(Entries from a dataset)
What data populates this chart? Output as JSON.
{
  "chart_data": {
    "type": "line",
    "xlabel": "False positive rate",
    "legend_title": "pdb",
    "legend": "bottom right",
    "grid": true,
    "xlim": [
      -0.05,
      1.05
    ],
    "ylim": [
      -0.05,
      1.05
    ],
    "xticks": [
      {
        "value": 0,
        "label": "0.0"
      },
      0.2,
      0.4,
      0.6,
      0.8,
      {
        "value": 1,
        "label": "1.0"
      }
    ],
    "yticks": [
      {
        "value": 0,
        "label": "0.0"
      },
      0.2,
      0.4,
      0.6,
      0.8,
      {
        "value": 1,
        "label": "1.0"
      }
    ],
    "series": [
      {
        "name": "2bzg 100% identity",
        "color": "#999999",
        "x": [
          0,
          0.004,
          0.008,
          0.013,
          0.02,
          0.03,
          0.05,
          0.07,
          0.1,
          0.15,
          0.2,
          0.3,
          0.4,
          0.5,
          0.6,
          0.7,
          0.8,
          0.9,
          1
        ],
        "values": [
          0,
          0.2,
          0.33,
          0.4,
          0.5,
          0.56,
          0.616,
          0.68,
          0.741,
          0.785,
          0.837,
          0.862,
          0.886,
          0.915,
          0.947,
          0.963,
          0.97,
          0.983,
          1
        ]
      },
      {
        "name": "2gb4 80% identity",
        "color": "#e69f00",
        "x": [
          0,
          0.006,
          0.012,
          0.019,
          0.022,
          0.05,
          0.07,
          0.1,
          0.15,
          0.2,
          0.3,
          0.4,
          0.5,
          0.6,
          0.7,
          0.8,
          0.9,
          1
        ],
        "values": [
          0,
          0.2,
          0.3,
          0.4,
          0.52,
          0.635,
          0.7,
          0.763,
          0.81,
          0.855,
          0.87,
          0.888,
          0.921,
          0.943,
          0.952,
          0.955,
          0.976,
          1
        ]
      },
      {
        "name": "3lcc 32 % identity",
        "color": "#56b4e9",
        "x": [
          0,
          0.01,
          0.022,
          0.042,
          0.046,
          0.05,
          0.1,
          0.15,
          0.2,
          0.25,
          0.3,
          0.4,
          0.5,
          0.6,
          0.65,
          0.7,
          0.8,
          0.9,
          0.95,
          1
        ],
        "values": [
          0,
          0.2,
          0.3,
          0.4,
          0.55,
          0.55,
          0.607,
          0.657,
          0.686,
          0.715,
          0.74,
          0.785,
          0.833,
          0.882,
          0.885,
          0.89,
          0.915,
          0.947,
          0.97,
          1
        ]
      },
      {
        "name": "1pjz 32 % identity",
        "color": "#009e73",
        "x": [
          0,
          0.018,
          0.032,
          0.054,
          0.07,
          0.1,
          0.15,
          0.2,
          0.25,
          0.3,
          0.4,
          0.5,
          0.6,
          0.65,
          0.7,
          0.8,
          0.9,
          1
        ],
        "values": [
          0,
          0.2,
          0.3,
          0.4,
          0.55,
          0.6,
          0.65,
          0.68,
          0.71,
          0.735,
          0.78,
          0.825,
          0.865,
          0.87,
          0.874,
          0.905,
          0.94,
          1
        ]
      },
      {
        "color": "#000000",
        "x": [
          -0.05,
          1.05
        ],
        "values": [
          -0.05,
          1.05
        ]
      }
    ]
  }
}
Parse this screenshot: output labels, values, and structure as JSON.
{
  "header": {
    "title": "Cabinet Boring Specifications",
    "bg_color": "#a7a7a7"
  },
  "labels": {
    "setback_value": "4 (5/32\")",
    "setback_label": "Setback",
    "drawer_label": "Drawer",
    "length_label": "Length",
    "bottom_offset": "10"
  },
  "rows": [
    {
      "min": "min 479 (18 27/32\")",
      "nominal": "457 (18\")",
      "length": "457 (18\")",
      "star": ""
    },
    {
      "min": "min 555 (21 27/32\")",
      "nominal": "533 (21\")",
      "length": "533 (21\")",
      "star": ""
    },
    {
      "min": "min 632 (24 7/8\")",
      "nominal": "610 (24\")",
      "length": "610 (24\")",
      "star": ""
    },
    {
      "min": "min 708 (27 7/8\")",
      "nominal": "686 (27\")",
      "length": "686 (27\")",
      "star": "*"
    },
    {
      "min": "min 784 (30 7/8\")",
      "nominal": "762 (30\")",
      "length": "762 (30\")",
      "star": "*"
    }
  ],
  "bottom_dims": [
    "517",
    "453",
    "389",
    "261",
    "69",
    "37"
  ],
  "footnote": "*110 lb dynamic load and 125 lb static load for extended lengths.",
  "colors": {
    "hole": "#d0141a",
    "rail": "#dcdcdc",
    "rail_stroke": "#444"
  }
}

» **Aim**: Without leaving anything out, give the entries again exactly.

» **Exercise output**:
What data populates this chart? Output as JSON.
{
  "chart_data": {
    "type": "line",
    "xlabel": "False positive rate",
    "legend_title": "pdb",
    "legend": "bottom right",
    "grid": true,
    "xlim": [
      -0.05,
      1.05
    ],
    "ylim": [
      -0.05,
      1.05
    ],
    "xticks": [
      {
        "value": 0,
        "label": "0.0"
      },
      0.2,
      0.4,
      0.6,
      0.8,
      {
        "value": 1,
        "label": "1.0"
      }
    ],
    "yticks": [
      {
        "value": 0,
        "label": "0.0"
      },
      0.2,
      0.4,
      0.6,
      0.8,
      {
        "value": 1,
        "label": "1.0"
      }
    ],
    "series": [
      {
        "name": "2bzg 100% identity",
        "color": "#999999",
        "x": [
          0,
          0.004,
          0.008,
          0.013,
          0.02,
          0.03,
          0.05,
          0.07,
          0.1,
          0.15,
          0.2,
          0.3,
          0.4,
          0.5,
          0.6,
          0.7,
          0.8,
          0.9,
          1
        ],
        "values": [
          0,
          0.2,
          0.33,
          0.4,
          0.5,
          0.56,
          0.616,
          0.68,
          0.741,
          0.785,
          0.837,
          0.862,
          0.886,
          0.915,
          0.947,
          0.963,
          0.97,
          0.983,
          1
        ]
      },
      {
        "name": "2gb4 80% identity",
        "color": "#e69f00",
        "x": [
          0,
          0.006,
          0.012,
          0.019,
          0.022,
          0.05,
          0.07,
          0.1,
          0.15,
          0.2,
          0.3,
          0.4,
          0.5,
          0.6,
          0.7,
          0.8,
          0.9,
          1
        ],
        "values": [
          0,
          0.2,
          0.3,
          0.4,
          0.52,
          0.635,
          0.7,
          0.763,
          0.81,
          0.855,
          0.87,
          0.888,
          0.921,
          0.943,
          0.952,
          0.955,
          0.976,
          1
        ]
      },
      {
        "name": "3lcc 32 % identity",
        "color": "#56b4e9",
        "x": [
          0,
          0.01,
          0.022,
          0.042,
          0.046,
          0.05,
          0.1,
          0.15,
          0.2,
          0.25,
          0.3,
          0.4,
          0.5,
          0.6,
          0.65,
          0.7,
          0.8,
          0.9,
          0.95,
          1
        ],
        "values": [
          0,
          0.2,
          0.3,
          0.4,
          0.55,
          0.55,
          0.607,
          0.657,
          0.686,
          0.715,
          0.74,
          0.785,
          0.833,
          0.882,
          0.885,
          0.89,
          0.915,
          0.947,
          0.97,
          1
        ]
      },
      {
        "name": "1pjz 32 % identity",
        "color": "#009e73",
        "x": [
          0,
          0.018,
          0.032,
          0.054,
          0.07,
          0.1,
          0.15,
          0.2,
          0.25,
          0.3,
          0.4,
          0.5,
          0.6,
          0.65,
          0.7,
          0.8,
          0.9,
          1
        ],
        "values": [
          0,
          0.2,
          0.3,
          0.4,
          0.55,
          0.6,
          0.65,
          0.68,
          0.71,
          0.735,
          0.78,
          0.825,
          0.865,
          0.87,
          0.874,
          0.905,
          0.94,
          1
        ]
      },
      {
        "color": "#000000",
        "x": [
          -0.05,
          1.05
        ],
        "values": [
          -0.05,
          1.05
        ]
      }
    ]
  }
}
Parse this screenshot: output labels, values, and structure as JSON.
{
  "header": {
    "title": "Cabinet Boring Specifications",
    "bg_color": "#a7a7a7"
  },
  "labels": {
    "setback_value": "4 (5/32\")",
    "setback_label": "Setback",
    "drawer_label": "Drawer",
    "length_label": "Length",
    "bottom_offset": "10"
  },
  "rows": [
    {
      "min": "min 479 (18 27/32\")",
      "nominal": "457 (18\")",
      "length": "457 (18\")",
      "star": ""
    },
    {
      "min": "min 555 (21 27/32\")",
      "nominal": "533 (21\")",
      "length": "533 (21\")",
      "star": ""
    },
    {
      "min": "min 632 (24 7/8\")",
      "nominal": "610 (24\")",
      "length": "610 (24\")",
      "star": ""
    },
    {
      "min": "min 708 (27 7/8\")",
      "nominal": "686 (27\")",
      "length": "686 (27\")",
      "star": "*"
    },
    {
      "min": "min 784 (30 7/8\")",
      "nominal": "762 (30\")",
      "length": "762 (30\")",
      "star": "*"
    }
  ],
  "bottom_dims": [
    "517",
    "453",
    "389",
    "261",
    "69",
    "37"
  ],
  "footnote": "*110 lb dynamic load and 125 lb static load for extended lengths.",
  "colors": {
    "hole": "#d0141a",
    "rail": "#dcdcdc",
    "rail_stroke": "#444"
  }
}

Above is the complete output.